EXERCISE DESCRIPTION: Check the listing below for lines that hold "name". How many are there? Please give only the number.

[begin TASK MATERIAL]

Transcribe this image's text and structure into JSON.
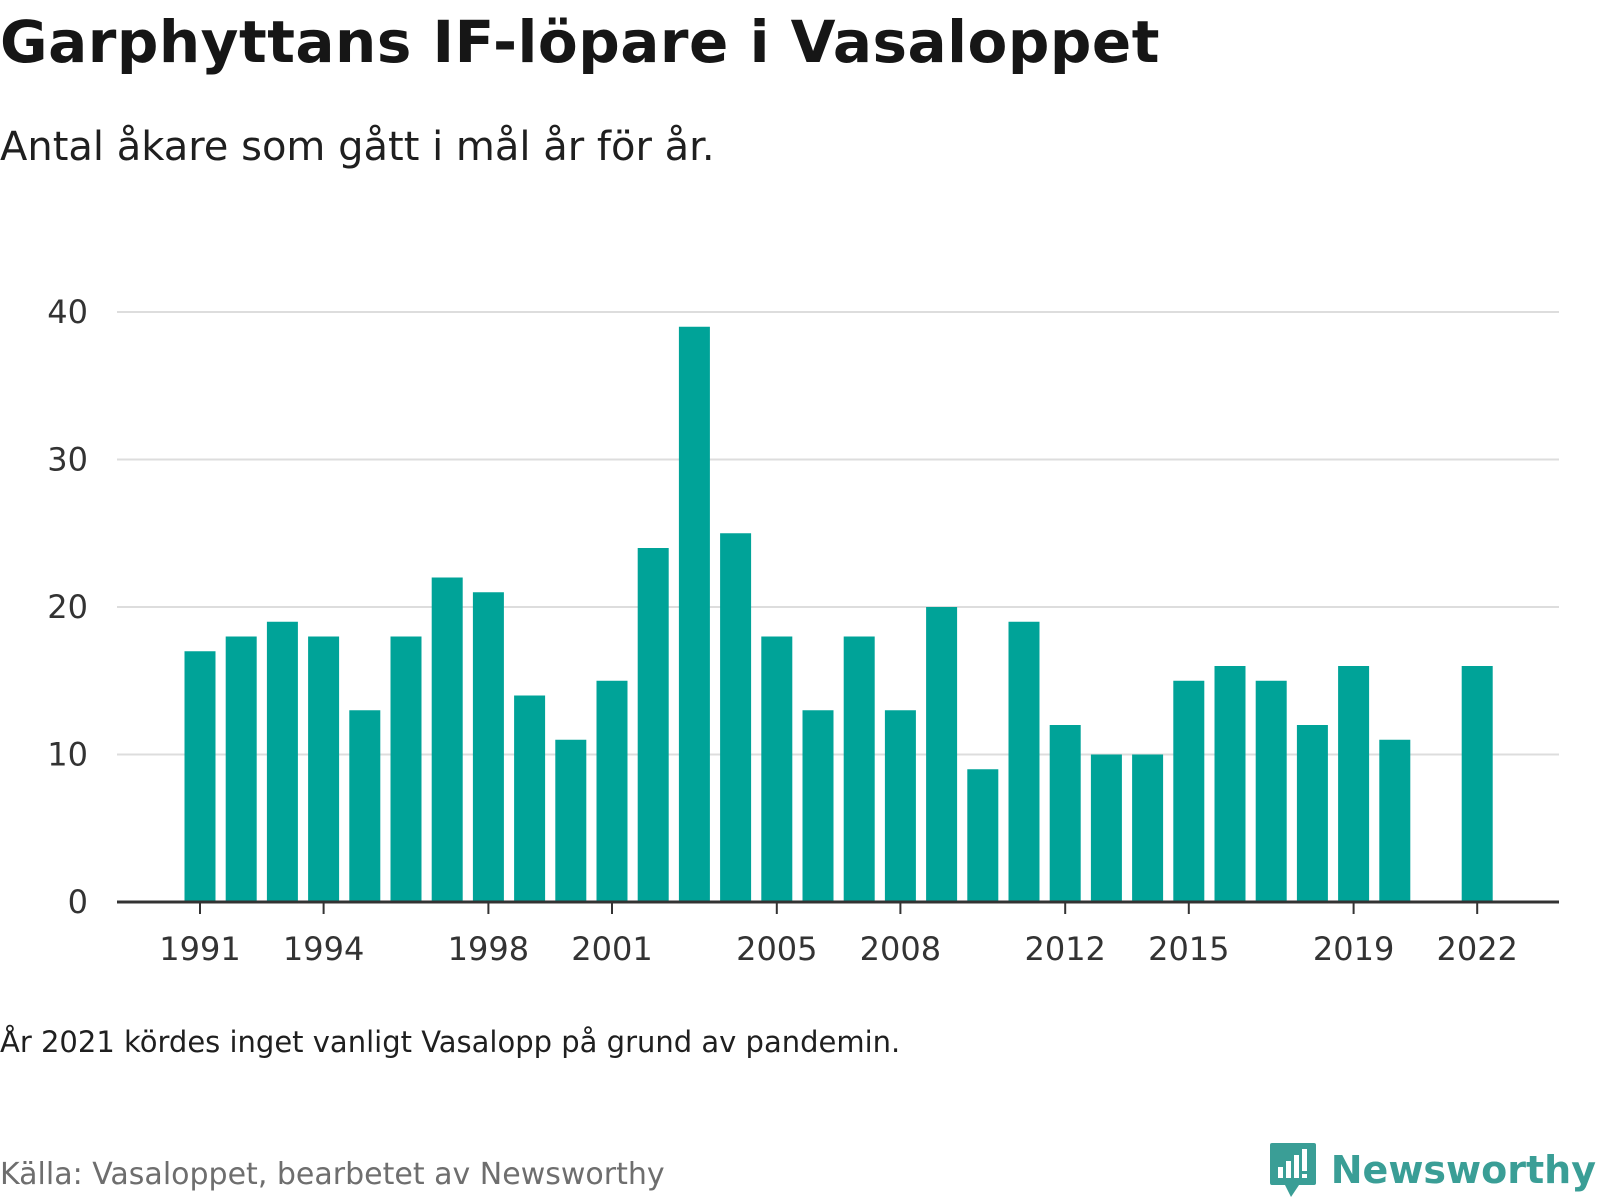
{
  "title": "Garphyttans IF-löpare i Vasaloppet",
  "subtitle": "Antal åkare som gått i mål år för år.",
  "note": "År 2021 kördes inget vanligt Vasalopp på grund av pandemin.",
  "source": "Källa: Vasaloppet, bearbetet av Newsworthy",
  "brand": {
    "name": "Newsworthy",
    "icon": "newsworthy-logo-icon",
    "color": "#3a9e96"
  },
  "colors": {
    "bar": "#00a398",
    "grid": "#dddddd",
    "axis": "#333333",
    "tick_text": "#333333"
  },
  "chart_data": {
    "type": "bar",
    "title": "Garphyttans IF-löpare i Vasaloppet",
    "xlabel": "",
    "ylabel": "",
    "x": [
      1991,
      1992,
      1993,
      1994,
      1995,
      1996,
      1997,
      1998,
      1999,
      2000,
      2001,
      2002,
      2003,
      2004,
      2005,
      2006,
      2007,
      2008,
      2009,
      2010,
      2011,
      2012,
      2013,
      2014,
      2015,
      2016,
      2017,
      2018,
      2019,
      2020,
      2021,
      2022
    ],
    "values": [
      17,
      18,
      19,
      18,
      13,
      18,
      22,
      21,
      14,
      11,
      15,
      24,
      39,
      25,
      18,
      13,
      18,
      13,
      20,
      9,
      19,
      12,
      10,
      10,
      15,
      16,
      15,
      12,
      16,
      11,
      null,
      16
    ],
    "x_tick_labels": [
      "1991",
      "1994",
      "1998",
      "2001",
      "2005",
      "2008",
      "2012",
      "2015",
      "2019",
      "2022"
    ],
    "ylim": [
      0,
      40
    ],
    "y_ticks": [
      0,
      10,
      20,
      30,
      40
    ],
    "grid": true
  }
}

[end TASK MATERIAL]
[begin TASK MATERIAL]

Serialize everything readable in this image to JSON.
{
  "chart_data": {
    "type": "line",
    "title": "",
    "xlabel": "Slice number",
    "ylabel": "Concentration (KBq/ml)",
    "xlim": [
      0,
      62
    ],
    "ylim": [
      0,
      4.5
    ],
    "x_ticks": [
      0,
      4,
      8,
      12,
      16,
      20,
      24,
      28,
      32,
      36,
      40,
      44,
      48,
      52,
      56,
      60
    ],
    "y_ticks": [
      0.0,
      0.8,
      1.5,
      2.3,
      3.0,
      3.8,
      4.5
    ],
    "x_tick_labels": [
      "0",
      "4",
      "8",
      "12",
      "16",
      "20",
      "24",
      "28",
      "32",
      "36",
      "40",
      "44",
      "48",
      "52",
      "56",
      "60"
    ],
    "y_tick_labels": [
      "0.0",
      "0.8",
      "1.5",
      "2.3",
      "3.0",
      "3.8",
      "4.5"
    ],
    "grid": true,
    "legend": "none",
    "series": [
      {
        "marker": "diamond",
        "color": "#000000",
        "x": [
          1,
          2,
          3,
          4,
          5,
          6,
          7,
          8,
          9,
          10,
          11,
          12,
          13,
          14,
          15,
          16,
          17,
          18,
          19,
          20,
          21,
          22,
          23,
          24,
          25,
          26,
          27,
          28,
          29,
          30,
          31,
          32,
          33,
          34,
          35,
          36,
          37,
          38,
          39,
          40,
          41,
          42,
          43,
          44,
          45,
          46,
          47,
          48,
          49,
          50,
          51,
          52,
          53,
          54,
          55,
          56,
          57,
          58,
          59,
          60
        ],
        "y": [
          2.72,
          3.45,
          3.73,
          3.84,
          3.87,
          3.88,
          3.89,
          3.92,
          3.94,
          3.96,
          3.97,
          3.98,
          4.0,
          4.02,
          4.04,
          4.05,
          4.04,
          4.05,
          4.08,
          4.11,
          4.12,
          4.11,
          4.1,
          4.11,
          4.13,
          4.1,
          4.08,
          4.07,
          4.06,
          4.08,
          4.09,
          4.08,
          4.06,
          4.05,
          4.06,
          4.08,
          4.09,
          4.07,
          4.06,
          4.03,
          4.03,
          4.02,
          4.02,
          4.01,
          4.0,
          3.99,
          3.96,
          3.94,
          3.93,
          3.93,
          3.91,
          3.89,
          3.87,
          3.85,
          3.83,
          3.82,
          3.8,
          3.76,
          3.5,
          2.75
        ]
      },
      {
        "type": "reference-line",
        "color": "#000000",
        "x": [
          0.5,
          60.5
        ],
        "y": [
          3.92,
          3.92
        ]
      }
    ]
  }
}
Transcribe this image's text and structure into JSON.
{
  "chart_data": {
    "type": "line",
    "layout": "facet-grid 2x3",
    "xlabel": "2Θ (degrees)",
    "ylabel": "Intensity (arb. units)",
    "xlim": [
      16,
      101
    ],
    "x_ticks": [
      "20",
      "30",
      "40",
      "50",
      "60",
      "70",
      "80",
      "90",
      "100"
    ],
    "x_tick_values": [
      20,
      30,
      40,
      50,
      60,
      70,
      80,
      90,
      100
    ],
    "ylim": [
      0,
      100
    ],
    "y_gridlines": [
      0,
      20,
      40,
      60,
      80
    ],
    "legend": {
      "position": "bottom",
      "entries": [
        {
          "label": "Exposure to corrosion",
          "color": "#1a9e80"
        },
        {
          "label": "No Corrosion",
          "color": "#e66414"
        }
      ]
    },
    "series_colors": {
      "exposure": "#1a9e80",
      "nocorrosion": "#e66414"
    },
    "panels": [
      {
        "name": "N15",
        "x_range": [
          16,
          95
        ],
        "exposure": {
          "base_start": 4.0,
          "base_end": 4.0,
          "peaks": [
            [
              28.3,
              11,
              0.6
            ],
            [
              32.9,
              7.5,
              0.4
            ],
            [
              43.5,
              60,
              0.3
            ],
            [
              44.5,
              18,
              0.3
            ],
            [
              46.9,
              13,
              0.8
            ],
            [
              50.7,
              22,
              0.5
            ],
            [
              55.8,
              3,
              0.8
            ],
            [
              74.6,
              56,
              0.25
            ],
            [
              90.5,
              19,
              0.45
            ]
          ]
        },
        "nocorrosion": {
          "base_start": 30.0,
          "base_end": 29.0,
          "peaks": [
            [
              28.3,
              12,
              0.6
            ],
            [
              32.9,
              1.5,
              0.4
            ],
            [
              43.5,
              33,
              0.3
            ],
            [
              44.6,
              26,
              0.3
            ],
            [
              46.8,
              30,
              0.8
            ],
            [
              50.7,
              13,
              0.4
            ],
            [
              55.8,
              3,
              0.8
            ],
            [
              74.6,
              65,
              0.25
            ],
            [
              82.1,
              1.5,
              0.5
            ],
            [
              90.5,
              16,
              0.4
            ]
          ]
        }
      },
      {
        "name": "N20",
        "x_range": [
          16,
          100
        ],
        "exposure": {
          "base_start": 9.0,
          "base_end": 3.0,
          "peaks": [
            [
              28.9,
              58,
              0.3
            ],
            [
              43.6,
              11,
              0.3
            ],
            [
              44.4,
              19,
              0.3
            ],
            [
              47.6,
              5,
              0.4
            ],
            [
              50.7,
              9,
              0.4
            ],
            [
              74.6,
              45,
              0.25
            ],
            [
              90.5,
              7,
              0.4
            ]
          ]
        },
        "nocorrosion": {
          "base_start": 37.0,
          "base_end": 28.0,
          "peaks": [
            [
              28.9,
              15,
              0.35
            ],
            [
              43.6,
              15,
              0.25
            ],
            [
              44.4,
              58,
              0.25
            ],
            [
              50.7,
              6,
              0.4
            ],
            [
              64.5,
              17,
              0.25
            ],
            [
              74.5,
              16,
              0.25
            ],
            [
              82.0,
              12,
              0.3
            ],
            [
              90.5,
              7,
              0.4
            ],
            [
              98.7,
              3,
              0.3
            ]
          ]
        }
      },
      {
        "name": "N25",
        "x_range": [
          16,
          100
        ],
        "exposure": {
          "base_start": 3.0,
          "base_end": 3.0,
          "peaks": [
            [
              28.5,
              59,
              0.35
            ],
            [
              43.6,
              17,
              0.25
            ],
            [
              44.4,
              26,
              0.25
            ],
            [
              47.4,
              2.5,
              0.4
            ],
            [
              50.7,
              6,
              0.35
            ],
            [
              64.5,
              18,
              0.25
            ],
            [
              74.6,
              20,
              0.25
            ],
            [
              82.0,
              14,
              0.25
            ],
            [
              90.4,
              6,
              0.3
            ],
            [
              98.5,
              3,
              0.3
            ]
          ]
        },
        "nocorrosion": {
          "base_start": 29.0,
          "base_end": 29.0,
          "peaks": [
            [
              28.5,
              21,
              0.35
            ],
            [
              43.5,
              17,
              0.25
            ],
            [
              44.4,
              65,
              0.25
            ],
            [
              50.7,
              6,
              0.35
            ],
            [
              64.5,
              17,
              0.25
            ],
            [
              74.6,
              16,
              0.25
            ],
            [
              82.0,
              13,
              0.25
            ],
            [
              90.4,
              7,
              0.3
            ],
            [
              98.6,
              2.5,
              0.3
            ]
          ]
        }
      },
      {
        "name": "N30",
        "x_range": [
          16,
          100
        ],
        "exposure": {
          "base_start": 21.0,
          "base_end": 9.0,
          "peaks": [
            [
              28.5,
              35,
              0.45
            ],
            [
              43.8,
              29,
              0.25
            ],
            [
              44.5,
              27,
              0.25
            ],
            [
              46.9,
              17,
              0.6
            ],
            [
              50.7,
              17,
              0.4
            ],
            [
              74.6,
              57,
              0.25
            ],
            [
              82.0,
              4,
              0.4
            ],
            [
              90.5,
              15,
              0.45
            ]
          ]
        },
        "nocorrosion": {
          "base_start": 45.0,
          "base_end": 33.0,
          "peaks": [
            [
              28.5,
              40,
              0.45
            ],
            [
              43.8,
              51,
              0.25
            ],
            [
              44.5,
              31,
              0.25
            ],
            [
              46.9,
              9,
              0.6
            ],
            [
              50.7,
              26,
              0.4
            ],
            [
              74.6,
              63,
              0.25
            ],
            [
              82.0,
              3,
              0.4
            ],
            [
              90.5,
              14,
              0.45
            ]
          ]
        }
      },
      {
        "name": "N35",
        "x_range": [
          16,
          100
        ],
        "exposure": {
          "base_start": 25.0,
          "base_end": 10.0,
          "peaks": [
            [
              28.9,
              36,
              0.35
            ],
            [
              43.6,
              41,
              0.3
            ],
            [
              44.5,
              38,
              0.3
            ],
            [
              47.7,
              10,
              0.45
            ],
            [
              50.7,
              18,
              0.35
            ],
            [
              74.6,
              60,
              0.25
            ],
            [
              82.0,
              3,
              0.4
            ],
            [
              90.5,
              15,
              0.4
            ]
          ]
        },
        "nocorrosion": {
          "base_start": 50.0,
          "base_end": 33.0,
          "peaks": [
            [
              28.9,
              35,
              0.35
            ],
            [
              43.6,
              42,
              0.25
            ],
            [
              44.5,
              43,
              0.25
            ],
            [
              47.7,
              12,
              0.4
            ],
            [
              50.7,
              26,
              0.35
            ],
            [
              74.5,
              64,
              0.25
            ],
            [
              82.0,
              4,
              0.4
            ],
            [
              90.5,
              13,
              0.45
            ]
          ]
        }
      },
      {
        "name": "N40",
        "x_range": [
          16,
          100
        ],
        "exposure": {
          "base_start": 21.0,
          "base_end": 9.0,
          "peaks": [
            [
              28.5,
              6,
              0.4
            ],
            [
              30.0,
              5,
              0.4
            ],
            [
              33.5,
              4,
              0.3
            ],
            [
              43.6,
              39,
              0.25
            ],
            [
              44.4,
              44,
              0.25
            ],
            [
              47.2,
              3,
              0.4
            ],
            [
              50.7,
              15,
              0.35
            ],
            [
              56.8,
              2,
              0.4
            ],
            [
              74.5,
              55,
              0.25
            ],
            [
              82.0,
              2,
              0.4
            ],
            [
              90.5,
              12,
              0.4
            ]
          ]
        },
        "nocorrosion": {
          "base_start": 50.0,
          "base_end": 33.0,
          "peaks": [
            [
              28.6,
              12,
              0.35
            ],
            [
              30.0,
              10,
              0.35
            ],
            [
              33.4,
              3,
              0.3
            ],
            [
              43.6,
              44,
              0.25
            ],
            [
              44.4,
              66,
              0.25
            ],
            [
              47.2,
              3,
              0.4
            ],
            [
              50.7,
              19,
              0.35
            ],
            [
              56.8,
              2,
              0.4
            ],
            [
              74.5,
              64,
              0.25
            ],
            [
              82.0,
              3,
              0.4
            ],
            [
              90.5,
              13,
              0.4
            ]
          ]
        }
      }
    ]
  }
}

[end TASK MATERIAL]

SOLUTION: 7